— REQUIRED TASK —
Write out all the lines again, precisely as they stand, but without the images.

Stored data entries:
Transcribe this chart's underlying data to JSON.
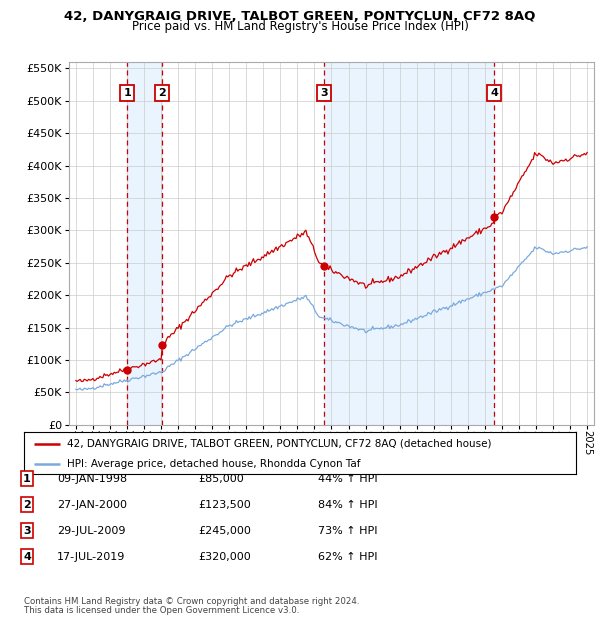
{
  "title1": "42, DANYGRAIG DRIVE, TALBOT GREEN, PONTYCLUN, CF72 8AQ",
  "title2": "Price paid vs. HM Land Registry's House Price Index (HPI)",
  "legend_line1": "42, DANYGRAIG DRIVE, TALBOT GREEN, PONTYCLUN, CF72 8AQ (detached house)",
  "legend_line2": "HPI: Average price, detached house, Rhondda Cynon Taf",
  "footer1": "Contains HM Land Registry data © Crown copyright and database right 2024.",
  "footer2": "This data is licensed under the Open Government Licence v3.0.",
  "transactions": [
    {
      "num": 1,
      "date": "09-JAN-1998",
      "price": 85000,
      "pct": "44% ↑ HPI",
      "year_f": 1998.03
    },
    {
      "num": 2,
      "date": "27-JAN-2000",
      "price": 123500,
      "pct": "84% ↑ HPI",
      "year_f": 2000.08
    },
    {
      "num": 3,
      "date": "29-JUL-2009",
      "price": 245000,
      "pct": "73% ↑ HPI",
      "year_f": 2009.57
    },
    {
      "num": 4,
      "date": "17-JUL-2019",
      "price": 320000,
      "pct": "62% ↑ HPI",
      "year_f": 2019.54
    }
  ],
  "hpi_color": "#7aaadd",
  "price_color": "#cc0000",
  "vline_color": "#cc0000",
  "shade_color": "#ddeeff",
  "box_color": "#cc0000",
  "ylim": [
    0,
    560000
  ],
  "yticks": [
    0,
    50000,
    100000,
    150000,
    200000,
    250000,
    300000,
    350000,
    400000,
    450000,
    500000,
    550000
  ],
  "xlim_start": 1994.6,
  "xlim_end": 2025.4
}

— REPLY TO THE EXERCISE —
Transcribe this chart's underlying data to JSON.
{
  "title1": "42, DANYGRAIG DRIVE, TALBOT GREEN, PONTYCLUN, CF72 8AQ",
  "title2": "Price paid vs. HM Land Registry's House Price Index (HPI)",
  "legend_line1": "42, DANYGRAIG DRIVE, TALBOT GREEN, PONTYCLUN, CF72 8AQ (detached house)",
  "legend_line2": "HPI: Average price, detached house, Rhondda Cynon Taf",
  "footer1": "Contains HM Land Registry data © Crown copyright and database right 2024.",
  "footer2": "This data is licensed under the Open Government Licence v3.0.",
  "transactions": [
    {
      "num": 1,
      "date": "09-JAN-1998",
      "price": 85000,
      "pct": "44% ↑ HPI",
      "year_f": 1998.03
    },
    {
      "num": 2,
      "date": "27-JAN-2000",
      "price": 123500,
      "pct": "84% ↑ HPI",
      "year_f": 2000.08
    },
    {
      "num": 3,
      "date": "29-JUL-2009",
      "price": 245000,
      "pct": "73% ↑ HPI",
      "year_f": 2009.57
    },
    {
      "num": 4,
      "date": "17-JUL-2019",
      "price": 320000,
      "pct": "62% ↑ HPI",
      "year_f": 2019.54
    }
  ],
  "hpi_color": "#7aaadd",
  "price_color": "#cc0000",
  "vline_color": "#cc0000",
  "shade_color": "#ddeeff",
  "box_color": "#cc0000",
  "ylim": [
    0,
    560000
  ],
  "yticks": [
    0,
    50000,
    100000,
    150000,
    200000,
    250000,
    300000,
    350000,
    400000,
    450000,
    500000,
    550000
  ],
  "xlim_start": 1994.6,
  "xlim_end": 2025.4
}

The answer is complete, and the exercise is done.